>> Begin PROVIDED INFORMATION

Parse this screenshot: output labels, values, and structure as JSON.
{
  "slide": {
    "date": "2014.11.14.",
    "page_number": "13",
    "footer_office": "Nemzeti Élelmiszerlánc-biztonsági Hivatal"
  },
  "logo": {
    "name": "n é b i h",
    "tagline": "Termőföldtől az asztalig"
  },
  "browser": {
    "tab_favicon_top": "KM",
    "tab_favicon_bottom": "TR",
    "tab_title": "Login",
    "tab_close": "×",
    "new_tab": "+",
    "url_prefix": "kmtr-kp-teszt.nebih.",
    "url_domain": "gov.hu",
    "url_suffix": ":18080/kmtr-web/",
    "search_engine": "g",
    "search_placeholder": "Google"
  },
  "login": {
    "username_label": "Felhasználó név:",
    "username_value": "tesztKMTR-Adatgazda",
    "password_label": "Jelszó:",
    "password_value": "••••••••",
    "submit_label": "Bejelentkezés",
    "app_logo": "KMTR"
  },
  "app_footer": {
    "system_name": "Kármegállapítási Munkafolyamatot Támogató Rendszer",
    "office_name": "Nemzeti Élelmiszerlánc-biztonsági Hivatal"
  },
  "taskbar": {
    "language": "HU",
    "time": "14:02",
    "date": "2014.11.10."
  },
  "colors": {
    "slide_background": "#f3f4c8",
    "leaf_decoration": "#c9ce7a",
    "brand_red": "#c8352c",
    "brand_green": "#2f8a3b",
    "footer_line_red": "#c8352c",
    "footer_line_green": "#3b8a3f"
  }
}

>> End PROVIDED INFORMATION

■ **THE EXERCISE**
Copy all of the data. Keep every word exactly as it is.

■ **EXPECTED OUTPUT**
Parse this screenshot: output labels, values, and structure as JSON.
{
  "slide": {
    "date": "2014.11.14.",
    "page_number": "13",
    "footer_office": "Nemzeti Élelmiszerlánc-biztonsági Hivatal"
  },
  "logo": {
    "name": "n é b i h",
    "tagline": "Termőföldtől az asztalig"
  },
  "browser": {
    "tab_favicon_top": "KM",
    "tab_favicon_bottom": "TR",
    "tab_title": "Login",
    "tab_close": "×",
    "new_tab": "+",
    "url_prefix": "kmtr-kp-teszt.nebih.",
    "url_domain": "gov.hu",
    "url_suffix": ":18080/kmtr-web/",
    "search_engine": "g",
    "search_placeholder": "Google"
  },
  "login": {
    "username_label": "Felhasználó név:",
    "username_value": "tesztKMTR-Adatgazda",
    "password_label": "Jelszó:",
    "password_value": "••••••••",
    "submit_label": "Bejelentkezés",
    "app_logo": "KMTR"
  },
  "app_footer": {
    "system_name": "Kármegállapítási Munkafolyamatot Támogató Rendszer",
    "office_name": "Nemzeti Élelmiszerlánc-biztonsági Hivatal"
  },
  "taskbar": {
    "language": "HU",
    "time": "14:02",
    "date": "2014.11.10."
  },
  "colors": {
    "slide_background": "#f3f4c8",
    "leaf_decoration": "#c9ce7a",
    "brand_red": "#c8352c",
    "brand_green": "#2f8a3b",
    "footer_line_red": "#c8352c",
    "footer_line_green": "#3b8a3f"
  }
}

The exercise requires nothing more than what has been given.